• _Task inputs_:
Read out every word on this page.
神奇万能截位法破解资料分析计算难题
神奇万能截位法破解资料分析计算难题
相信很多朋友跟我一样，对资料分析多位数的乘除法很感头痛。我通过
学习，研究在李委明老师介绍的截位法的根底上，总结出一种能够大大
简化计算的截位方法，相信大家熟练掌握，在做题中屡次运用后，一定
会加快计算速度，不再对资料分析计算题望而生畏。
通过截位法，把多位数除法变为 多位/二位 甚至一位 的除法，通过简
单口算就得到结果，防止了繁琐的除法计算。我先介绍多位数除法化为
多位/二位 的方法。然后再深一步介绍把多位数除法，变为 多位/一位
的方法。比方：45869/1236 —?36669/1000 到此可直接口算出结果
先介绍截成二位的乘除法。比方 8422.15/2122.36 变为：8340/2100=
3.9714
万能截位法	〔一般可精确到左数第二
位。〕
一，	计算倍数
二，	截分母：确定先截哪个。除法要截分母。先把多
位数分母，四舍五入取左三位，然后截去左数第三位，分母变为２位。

• _Task details_: Every entry should be printed again exactly as written.

• _Reply_:
Read out every word on this page.
神奇万能截位法破解资料分析计算难题
神奇万能截位法破解资料分析计算难题
相信很多朋友跟我一样，对资料分析多位数的乘除法很感头痛。我通过
学习，研究在李委明老师介绍的截位法的根底上，总结出一种能够大大
简化计算的截位方法，相信大家熟练掌握，在做题中屡次运用后，一定
会加快计算速度，不再对资料分析计算题望而生畏。
通过截位法，把多位数除法变为 多位/二位 甚至一位 的除法，通过简
单口算就得到结果，防止了繁琐的除法计算。我先介绍多位数除法化为
多位/二位 的方法。然后再深一步介绍把多位数除法，变为 多位/一位
的方法。比方：45869/1236 —?36669/1000 到此可直接口算出结果
先介绍截成二位的乘除法。比方 8422.15/2122.36 变为：8340/2100=
3.9714
万能截位法	〔一般可精确到左数第二
位。〕
一，	计算倍数
二，	截分母：确定先截哪个。除法要截分母。先把多
位数分母，四舍五入取左三位，然后截去左数第三位，分母变为２位。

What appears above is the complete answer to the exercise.